Items from a figure collection:
▬▬▬▬▬▬▬▬▬▬

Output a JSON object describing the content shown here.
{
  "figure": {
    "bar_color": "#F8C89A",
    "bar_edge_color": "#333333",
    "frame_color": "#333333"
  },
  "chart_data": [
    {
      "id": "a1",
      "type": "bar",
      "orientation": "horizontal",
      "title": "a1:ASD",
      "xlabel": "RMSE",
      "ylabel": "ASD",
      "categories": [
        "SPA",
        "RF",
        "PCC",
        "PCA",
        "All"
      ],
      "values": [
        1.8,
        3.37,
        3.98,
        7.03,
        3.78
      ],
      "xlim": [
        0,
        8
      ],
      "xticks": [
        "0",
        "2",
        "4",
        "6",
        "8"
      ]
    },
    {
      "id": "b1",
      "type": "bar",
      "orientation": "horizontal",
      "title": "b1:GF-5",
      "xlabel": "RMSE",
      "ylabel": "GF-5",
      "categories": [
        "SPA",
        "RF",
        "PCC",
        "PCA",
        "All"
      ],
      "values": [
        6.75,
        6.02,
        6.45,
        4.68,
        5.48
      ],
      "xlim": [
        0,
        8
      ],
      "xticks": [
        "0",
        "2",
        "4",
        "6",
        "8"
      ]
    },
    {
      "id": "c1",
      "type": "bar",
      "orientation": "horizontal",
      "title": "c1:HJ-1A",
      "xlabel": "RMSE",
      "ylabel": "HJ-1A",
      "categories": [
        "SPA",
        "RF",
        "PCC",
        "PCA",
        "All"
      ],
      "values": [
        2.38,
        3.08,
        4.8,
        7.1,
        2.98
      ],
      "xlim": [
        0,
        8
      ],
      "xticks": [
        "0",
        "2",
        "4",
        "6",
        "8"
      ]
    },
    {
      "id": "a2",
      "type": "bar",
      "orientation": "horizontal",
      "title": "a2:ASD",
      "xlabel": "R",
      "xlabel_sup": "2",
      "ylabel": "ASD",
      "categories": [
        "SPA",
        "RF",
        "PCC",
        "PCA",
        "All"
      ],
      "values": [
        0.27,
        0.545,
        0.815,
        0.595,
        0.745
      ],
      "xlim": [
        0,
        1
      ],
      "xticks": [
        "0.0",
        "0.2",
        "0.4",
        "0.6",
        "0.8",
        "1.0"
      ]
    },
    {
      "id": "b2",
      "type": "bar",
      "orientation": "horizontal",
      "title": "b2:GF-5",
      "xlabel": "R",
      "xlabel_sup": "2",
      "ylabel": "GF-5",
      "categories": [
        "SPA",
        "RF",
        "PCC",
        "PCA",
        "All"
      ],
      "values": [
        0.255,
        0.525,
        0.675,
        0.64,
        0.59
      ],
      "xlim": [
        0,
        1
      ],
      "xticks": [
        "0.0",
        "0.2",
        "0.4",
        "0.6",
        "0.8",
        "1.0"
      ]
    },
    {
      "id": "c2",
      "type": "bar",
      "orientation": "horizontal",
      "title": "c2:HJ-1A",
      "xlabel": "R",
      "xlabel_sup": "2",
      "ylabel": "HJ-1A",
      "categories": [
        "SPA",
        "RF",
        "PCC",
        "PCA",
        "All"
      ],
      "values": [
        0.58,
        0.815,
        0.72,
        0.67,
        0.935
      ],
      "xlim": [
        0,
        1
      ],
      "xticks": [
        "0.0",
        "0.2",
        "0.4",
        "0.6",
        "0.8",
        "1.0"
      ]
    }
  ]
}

▬▬▬▬▬▬▬▬▬▬

### TO DO
Find how many lines in the listing contain the word "title" and give that count alone.

### ANSWER BELOW
6